--- GIVEN TASK ---
Search the data below for the string "base". Extract every line that contains it.

─── EXTRACTED INFORMATION ───

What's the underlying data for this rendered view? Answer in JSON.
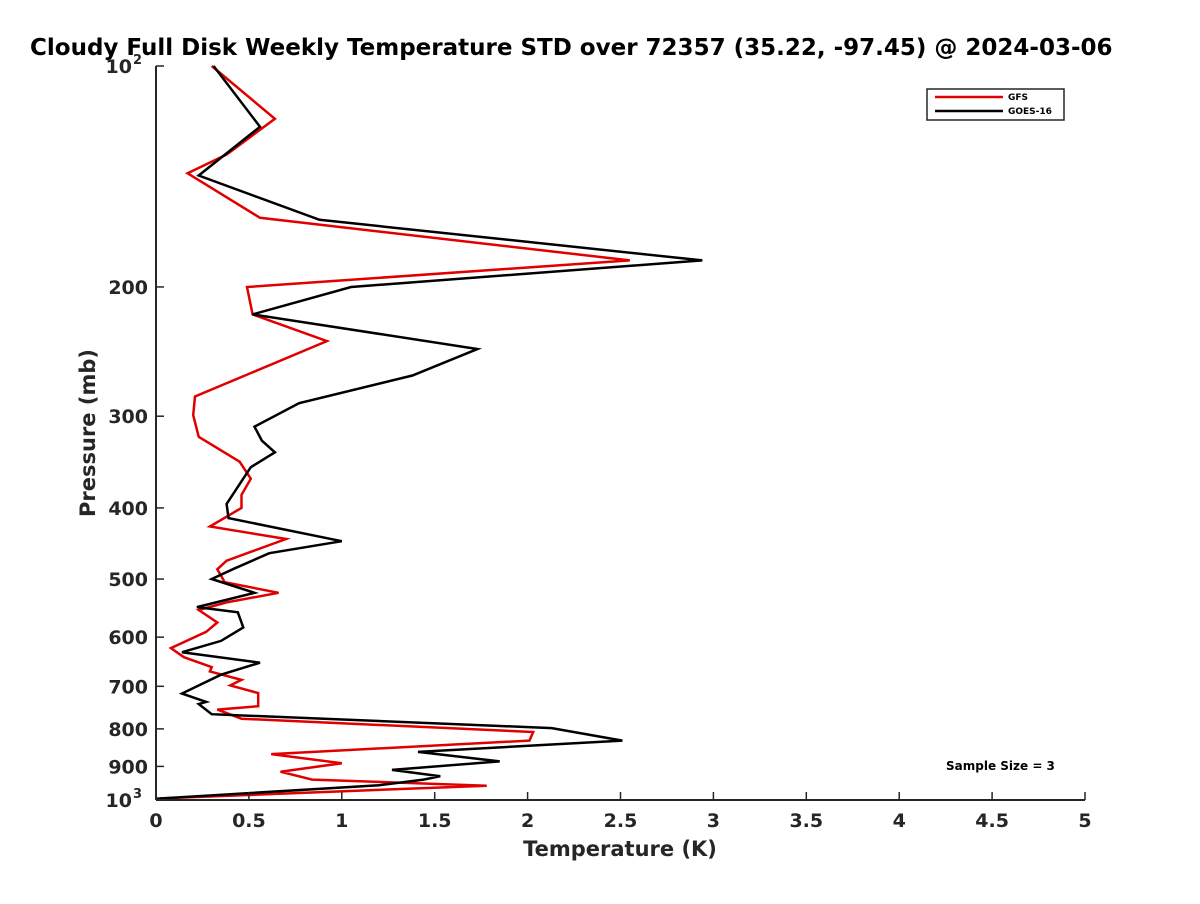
{
  "chart_data": {
    "type": "line",
    "title": "Cloudy Full Disk Weekly Temperature STD over 72357 (35.22, -97.45) @ 2024-03-06",
    "xlabel": "Temperature (K)",
    "ylabel": "Pressure (mb)",
    "xlim": [
      0,
      5
    ],
    "ylim": [
      100,
      1000
    ],
    "y_scale": "log",
    "y_reversed": true,
    "grid": false,
    "legend_position": "top-right",
    "annotation": "Sample Size = 3",
    "x_ticks": [
      {
        "value": 0,
        "label": "0"
      },
      {
        "value": 0.5,
        "label": "0.5"
      },
      {
        "value": 1,
        "label": "1"
      },
      {
        "value": 1.5,
        "label": "1.5"
      },
      {
        "value": 2,
        "label": "2"
      },
      {
        "value": 2.5,
        "label": "2.5"
      },
      {
        "value": 3,
        "label": "3"
      },
      {
        "value": 3.5,
        "label": "3.5"
      },
      {
        "value": 4,
        "label": "4"
      },
      {
        "value": 4.5,
        "label": "4.5"
      },
      {
        "value": 5,
        "label": "5"
      }
    ],
    "y_ticks": [
      {
        "value": 100,
        "base": "10",
        "exp": "2"
      },
      {
        "value": 200,
        "base": "200",
        "exp": ""
      },
      {
        "value": 300,
        "base": "300",
        "exp": ""
      },
      {
        "value": 400,
        "base": "400",
        "exp": ""
      },
      {
        "value": 500,
        "base": "500",
        "exp": ""
      },
      {
        "value": 600,
        "base": "600",
        "exp": ""
      },
      {
        "value": 700,
        "base": "700",
        "exp": ""
      },
      {
        "value": 800,
        "base": "800",
        "exp": ""
      },
      {
        "value": 900,
        "base": "900",
        "exp": ""
      },
      {
        "value": 1000,
        "base": "10",
        "exp": "3"
      }
    ],
    "series": [
      {
        "name": "GFS",
        "color": "#e00000",
        "points": [
          [
            0.3,
            100
          ],
          [
            0.64,
            118
          ],
          [
            0.38,
            132
          ],
          [
            0.17,
            140
          ],
          [
            0.56,
            161
          ],
          [
            2.55,
            184
          ],
          [
            0.49,
            200
          ],
          [
            0.52,
            218
          ],
          [
            0.92,
            237
          ],
          [
            0.21,
            282
          ],
          [
            0.2,
            299
          ],
          [
            0.23,
            320
          ],
          [
            0.45,
            346
          ],
          [
            0.51,
            365
          ],
          [
            0.46,
            384
          ],
          [
            0.46,
            400
          ],
          [
            0.29,
            424
          ],
          [
            0.7,
            441
          ],
          [
            0.38,
            472
          ],
          [
            0.33,
            485
          ],
          [
            0.37,
            505
          ],
          [
            0.66,
            522
          ],
          [
            0.38,
            538
          ],
          [
            0.23,
            551
          ],
          [
            0.33,
            573
          ],
          [
            0.27,
            590
          ],
          [
            0.08,
            621
          ],
          [
            0.15,
            639
          ],
          [
            0.3,
            659
          ],
          [
            0.29,
            668
          ],
          [
            0.46,
            686
          ],
          [
            0.4,
            698
          ],
          [
            0.55,
            715
          ],
          [
            0.55,
            745
          ],
          [
            0.33,
            753
          ],
          [
            0.46,
            775
          ],
          [
            2.03,
            808
          ],
          [
            2.01,
            830
          ],
          [
            0.62,
            866
          ],
          [
            1.0,
            891
          ],
          [
            0.67,
            915
          ],
          [
            0.84,
            938
          ],
          [
            1.78,
            956
          ],
          [
            0.02,
            995
          ]
        ]
      },
      {
        "name": "GOES-16",
        "color": "#000000",
        "points": [
          [
            0.31,
            100
          ],
          [
            0.56,
            121
          ],
          [
            0.23,
            141
          ],
          [
            0.88,
            162
          ],
          [
            2.94,
            184
          ],
          [
            1.05,
            200
          ],
          [
            0.52,
            218
          ],
          [
            1.73,
            243
          ],
          [
            1.38,
            264
          ],
          [
            0.77,
            288
          ],
          [
            0.53,
            310
          ],
          [
            0.57,
            324
          ],
          [
            0.64,
            336
          ],
          [
            0.51,
            352
          ],
          [
            0.38,
            395
          ],
          [
            0.39,
            413
          ],
          [
            1.0,
            444
          ],
          [
            0.61,
            461
          ],
          [
            0.42,
            484
          ],
          [
            0.3,
            500
          ],
          [
            0.53,
            522
          ],
          [
            0.22,
            546
          ],
          [
            0.44,
            555
          ],
          [
            0.47,
            582
          ],
          [
            0.35,
            607
          ],
          [
            0.14,
            629
          ],
          [
            0.56,
            650
          ],
          [
            0.35,
            675
          ],
          [
            0.14,
            716
          ],
          [
            0.27,
            735
          ],
          [
            0.23,
            740
          ],
          [
            0.3,
            764
          ],
          [
            2.13,
            798
          ],
          [
            2.51,
            830
          ],
          [
            1.41,
            860
          ],
          [
            1.85,
            886
          ],
          [
            1.27,
            910
          ],
          [
            1.53,
            928
          ],
          [
            1.44,
            938
          ],
          [
            1.2,
            955
          ],
          [
            0.0,
            996
          ]
        ]
      }
    ]
  }
}
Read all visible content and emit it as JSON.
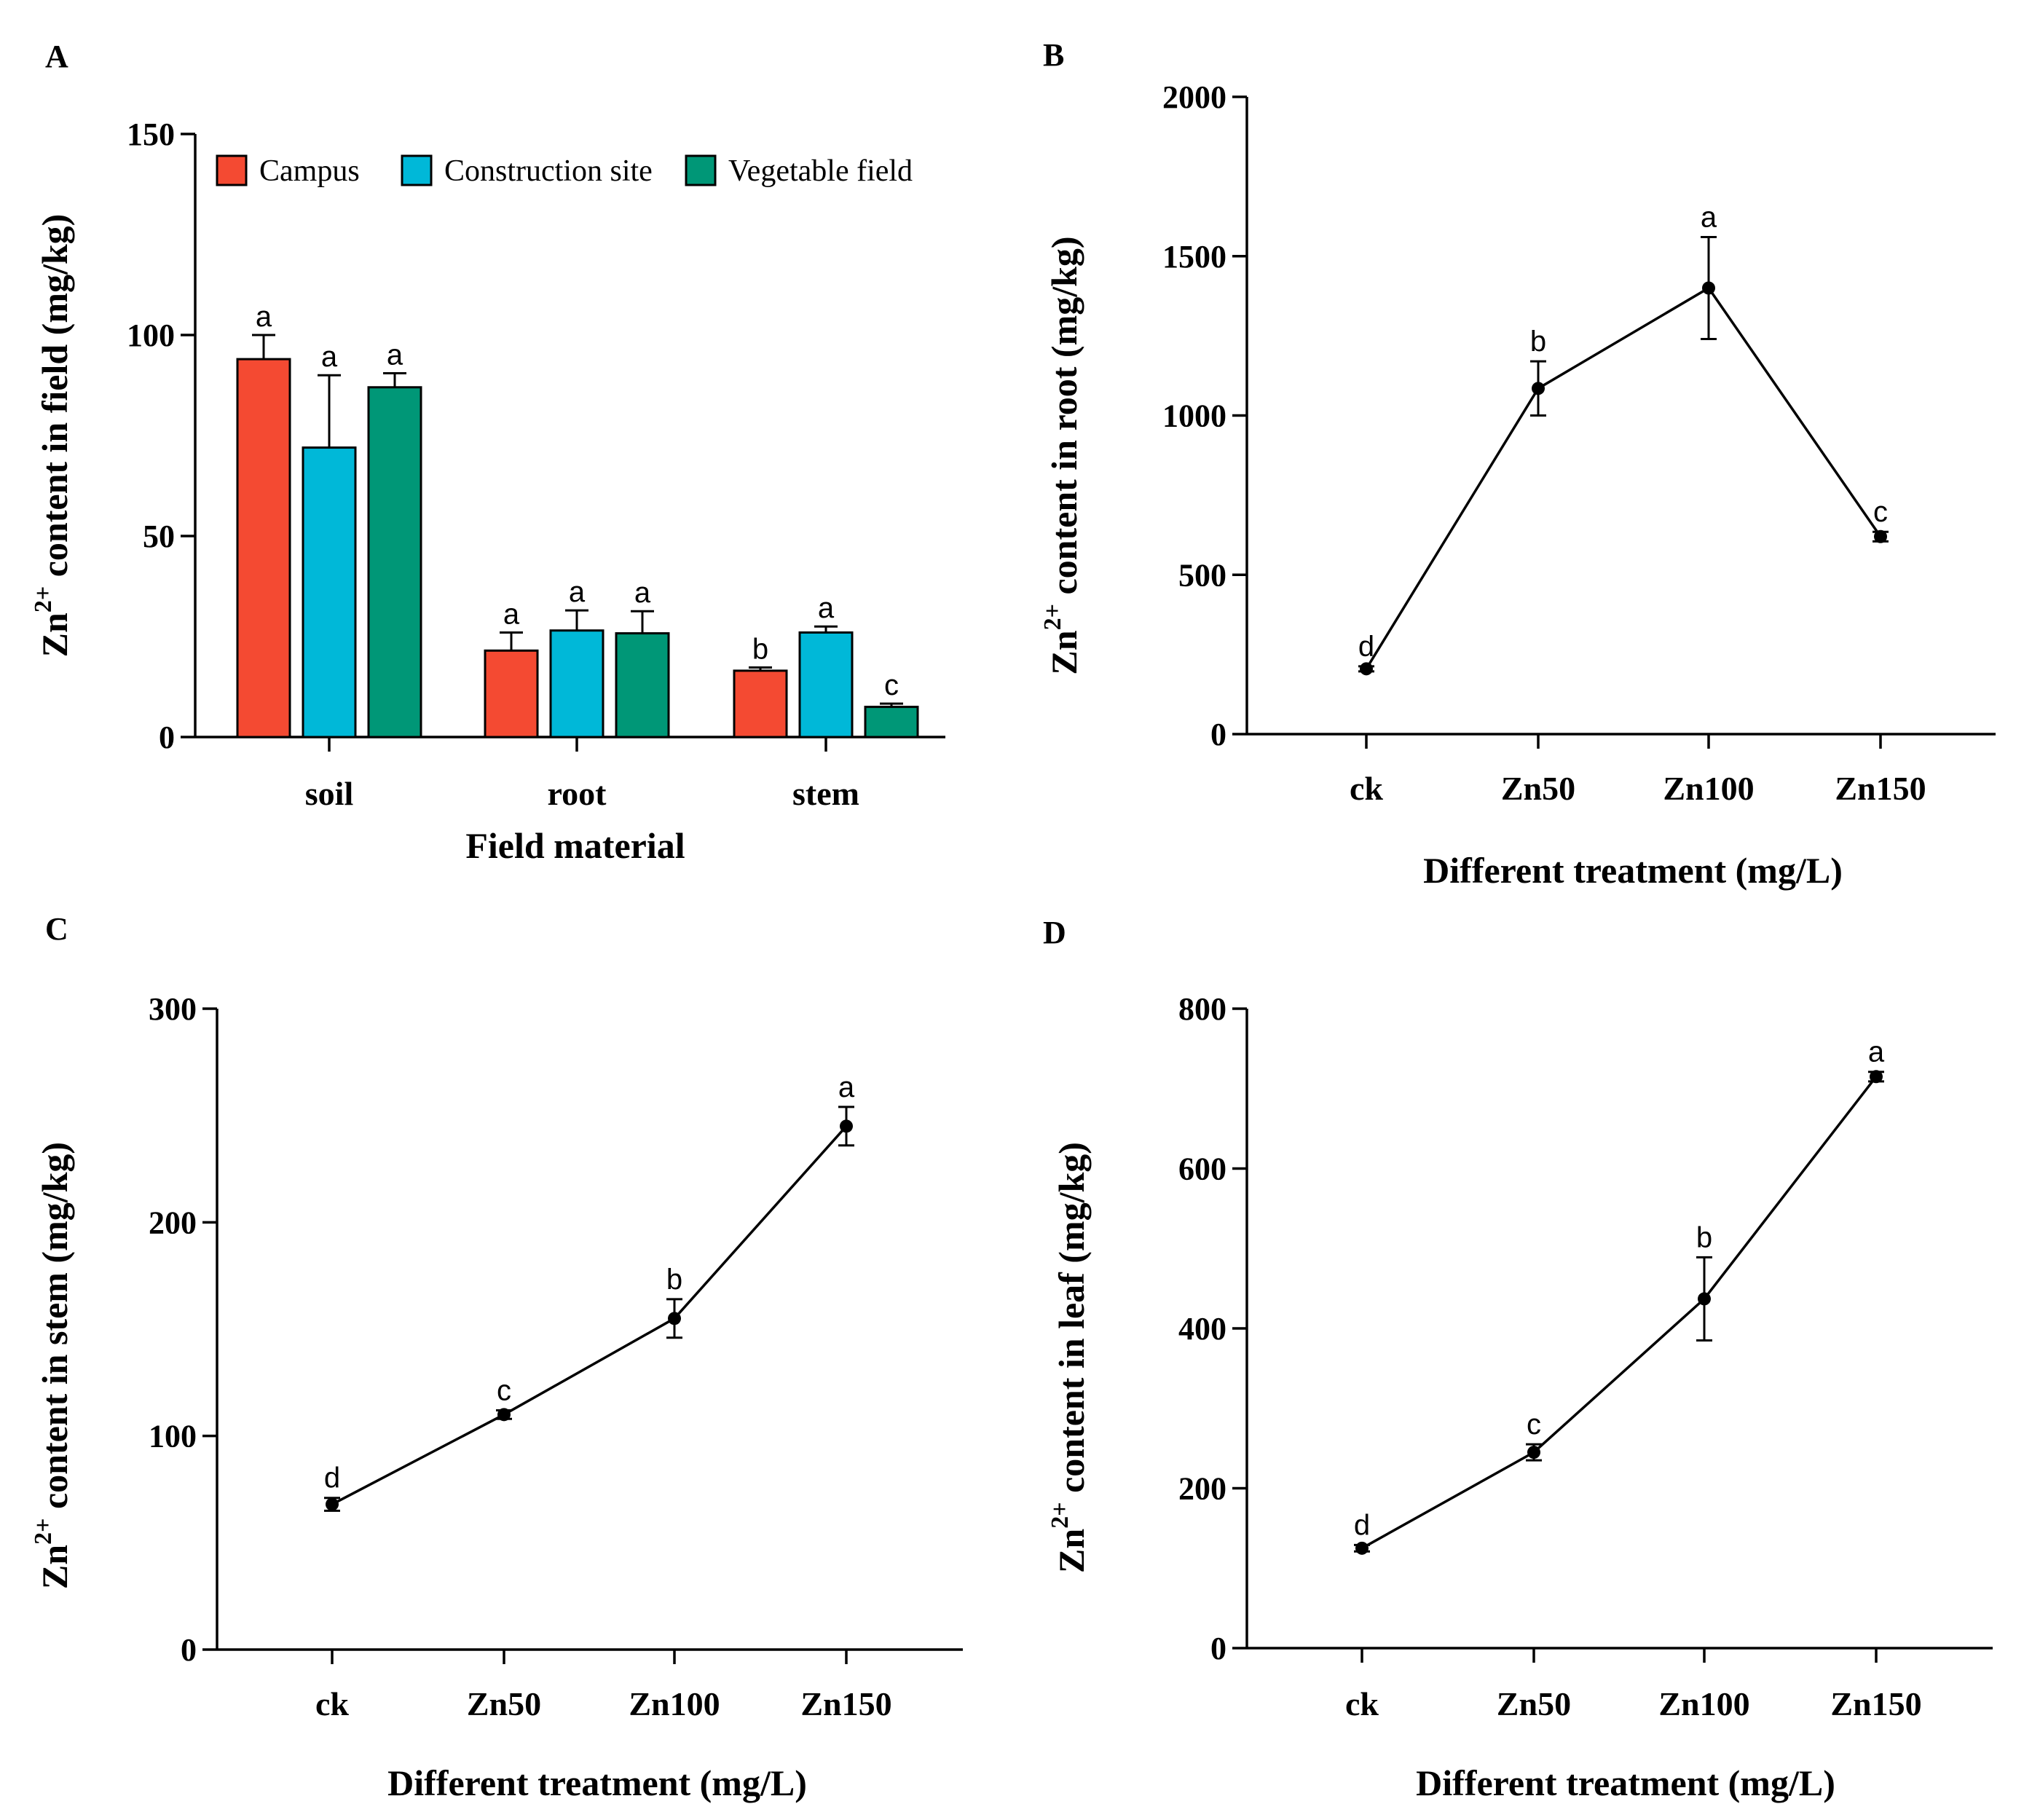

───

--- SOLUTION TO THE PROBLEM ---
        "base": "10",
        "base": "200",
        "base": "300",
        "base": "400",
        "base": "500",
        "base": "600",
        "base": "700",
        "base": "800",
        "base": "900",
        "base": "10",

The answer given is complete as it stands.